Items from a dataset:

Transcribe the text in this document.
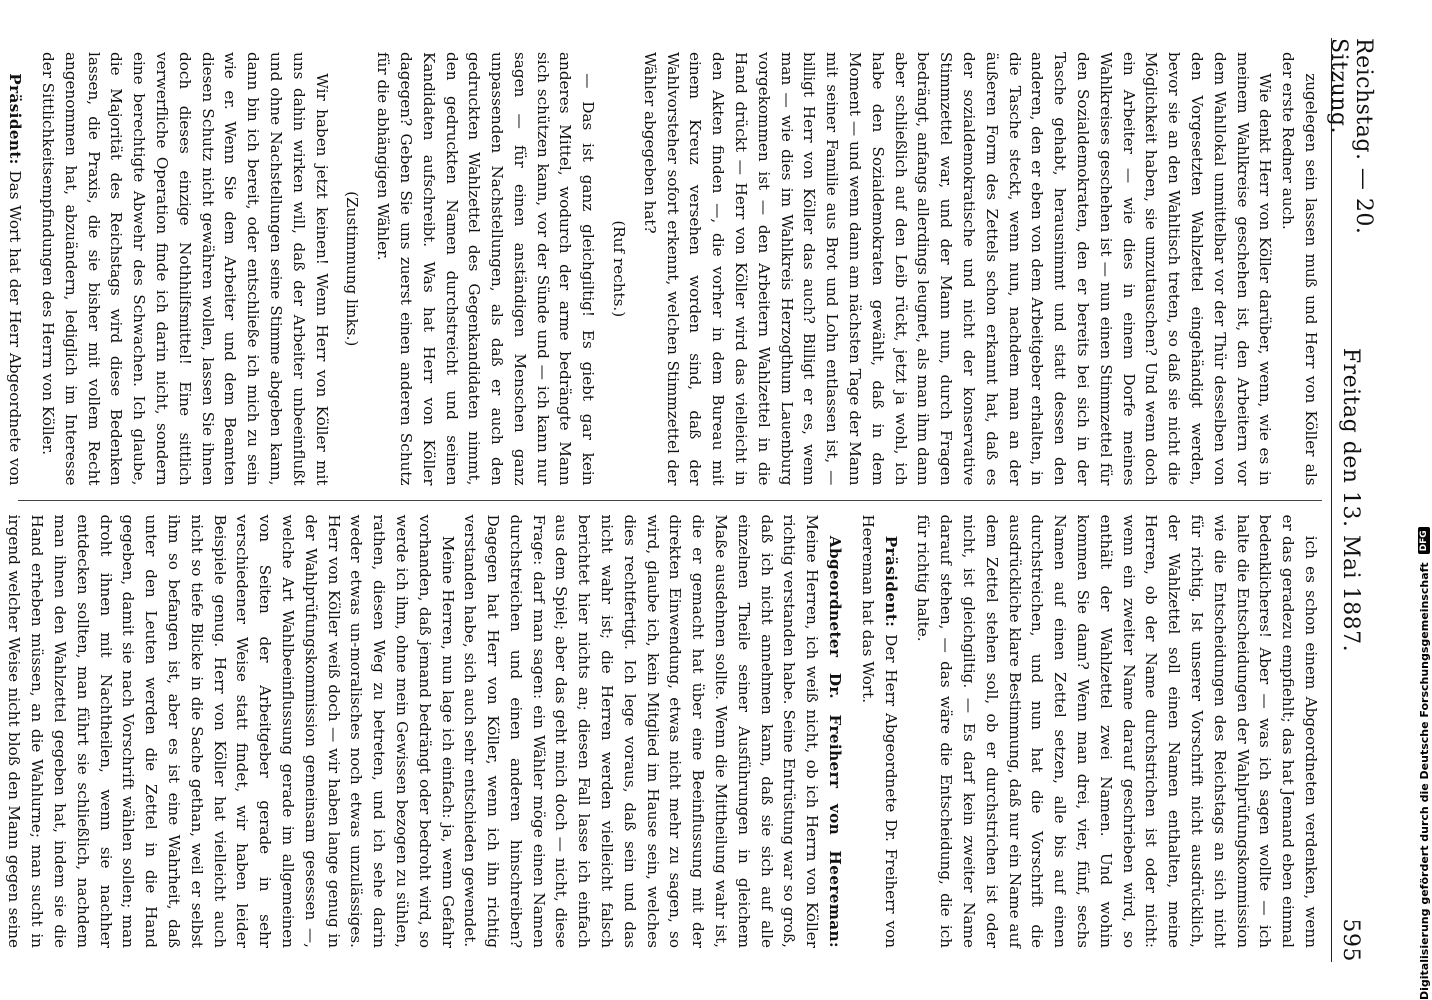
Reichstag. — 20. Sitzung.
Freitag den 13. Mai 1887.
595

zugelegen sein lassen muß und Herr von Köller als der erste Redner auch.

Wie denkt Herr von Köller darüber, wenn, wie es in meinem Wahlkreise geschehen ist, den Arbeitern vor dem Wahllokal unmittelbar vor der Thür desselben von den Vorgesetzten Wahlzettel eingehändigt werden, bevor sie an den Wahltisch treten, so daß sie nicht die Möglichkeit haben, sie umzutauschen? Und wenn doch ein Arbeiter — wie dies in einem Dorfe meines Wahlkreises geschehen ist — nun einen Stimmzettel für den Sozialdemokraten, den er bereits bei sich in der Tasche gehabt, herausnimmt und statt dessen den anderen, den er eben von dem Arbeitgeber erhalten, in die Tasche steckt, wenn nun, nachdem man an der äußeren Form des Zettels schon erkannt hat, daß es der sozialdemokratische und nicht der konservative Stimmzettel war, und der Mann nun, durch Fragen bedrängt, anfangs allerdings leugnet, als man ihm dann aber schließlich auf den Leib rückt, jetzt ja wohl, ich habe den Sozialdemokraten gewählt, daß in dem Moment — und wenn dann am nächsten Tage der Mann mit seiner Familie aus Brot und Lohn entlassen ist, — billigt Herr von Köller das auch? Billigt er es, wenn man — wie dies im Wahlkreis Herzogthum Lauenburg vorgekommen ist — den Arbeitern Wahlzettel in die Hand drückt — Herr von Köller wird das vielleicht in den Akten finden —, die vorher in dem Bureau mit einem Kreuz versehen worden sind, daß der Wahlvorsteher sofort erkennt, welchen Stimmzettel der Wähler abgegeben hat?

(Ruf rechts.)

— Das ist ganz gleichgiltig! Es giebt gar kein anderes Mittel, wodurch der arme bedrängte Mann sich schützen kann, vor der Sünde und — ich kann nur sagen — für einen anständigen Menschen ganz unpassenden Nachstellungen, als daß er auch den gedruckten Wahlzettel des Gegenkandidaten nimmt, den gedruckten Namen durchstreicht und seinen Kandidaten aufschreibt. Was hat Herr von Köller dagegen? Geben Sie uns zuerst einen anderen Schutz für die abhängigen Wähler.

(Zustimmung links.)

Wir haben jetzt keinen! Wenn Herr von Köller mit uns dahin wirken will, daß der Arbeiter unbeeinflußt und ohne Nachstellungen seine Stimme abgeben kann, dann bin ich bereit, oder entschließe ich mich zu sein wie er. Wenn Sie dem Arbeiter und dem Beamten diesen Schutz nicht gewähren wollen, lassen Sie ihnen doch dieses einzige Nothhilfsmittel! Eine sittlich verwerfliche Operation finde ich darin nicht, sondern eine berechtigte Abwehr des Schwachen. Ich glaube, die Majorität des Reichstags wird diese Bedenken lassen, die Praxis, die sie bisher mit vollem Recht angenommen hat, abzuändern, lediglich im Interesse der Sittlichkeitsempfindungen des Herrn von Köller.

Präsident: Das Wort hat der Herr Abgeordnete von

ich es schon einem Abgeordneten verdenken, wenn er das geradezu empfiehlt; das hat Jemand eben einmal bedenklicheres! Aber — was ich sagen wollte — ich halte die Entscheidungen der Wahlprüfungskommission wie die Entscheidungen des Reichstags an sich nicht für richtig. Ist unserer Vorschrift nicht ausdrücklich, der Wahlzettel soll einen Namen enthalten, meine Herren, ob der Name durchstrichen ist oder nicht: wenn ein zweiter Name darauf geschrieben wird, so enthält der Wahlzettel zwei Namen. Und wohin kommen Sie dann? Wenn man drei, vier, fünf, sechs Namen auf einen Zettel setzen, alle bis auf einen durchstreichen, und nun hat die Vorschrift die ausdrückliche klare Bestimmung, daß nur ein Name auf dem Zettel stehen soll, ob er durchstrichen ist oder nicht, ist gleichgiltig. — Es darf kein zweiter Name darauf stehen, — das wäre die Entscheidung, die ich für richtig halte.

Präsident: Der Herr Abgeordnete Dr. Freiherr von Heereman hat das Wort.

Abgeordneter Dr. Freiherr von Heereman: Meine Herren, ich weiß nicht, ob ich Herrn von Köller richtig verstanden habe. Seine Entrüstung war so groß, daß ich nicht annehmen kann, daß sie sich auf alle einzelnen Theile seiner Ausführungen in gleichem Maße ausdehnen sollte. Wenn die Mittheilung wahr ist, die er gemacht hat über eine Beeinflussung mit der direkten Einwendung, etwas nicht mehr zu sagen, so wird, glaube ich, kein Mitglied im Hause sein, welches dies rechtfertigt. Ich lege voraus, daß sein und das nicht wahr ist; die Herren werden vielleicht falsch berichtet hier nichts an; diesen Fall lasse ich einfach aus dem Spiel; aber das geht mich doch — nicht, diese Frage: darf man sagen: ein Wähler möge einen Namen durchstreichen und einen anderen hinschreiben? Dagegen hat Herr von Köller, wenn ich ihn richtig verstanden habe, sich auch sehr entschieden gewendet.

Meine Herren, nun lage ich einfach: ja, wenn Gefahr vorhanden, daß jemand bedrängt oder bedroht wird, so werde ich ihm, ohne mein Gewissen bezogen zu sühlen, rathen, diesen Weg zu betreten, und ich sehe darin weder etwas un-moralisches noch etwas unzulässiges. Herr von Köller weiß doch — wir haben lange genug in der Wahlprüfungskommission gemeinsam gesessen —, welche Art Wahlbeeinflussung gerade im allgemeinen von Seiten der Arbeitgeber gerade in sehr verschiedener Weise statt findet, wir haben leider Beispiele genug. Herr von Köller hat vielleicht auch nicht so tiefe Blicke in die Sache gethan, weil er selbst ihm so befangen ist, aber es ist eine Wahrheit, daß unter den Leuten werden die Zettel in die Hand gegeben, damit sie nach Vorschrift wählen sollen; man droht ihnen mit Nachtheilen, wenn sie nachher entdecken sollten, man führt sie schließlich, nachdem man ihnen den Wahlzettel gegeben hat, indem sie die Hand erheben müssen, an die Wahlurne; man sucht in irgend welcher Weise nicht bloß den Mann gegen seine	Digitalisierung gefördert durch die Deutsche Forschungsgemeinschaft
DFG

→ **EXERCISE INSTRUCTIONS**: Scan the entries for lines holding the string "Präsident", then copy every one of them.

→ **WRITTEN SOLUTION**:
Präsident: Das Wort hat der Herr Abgeordnete von
Präsident: Der Herr Abgeordnete Dr. Freiherr von Heereman hat das Wort.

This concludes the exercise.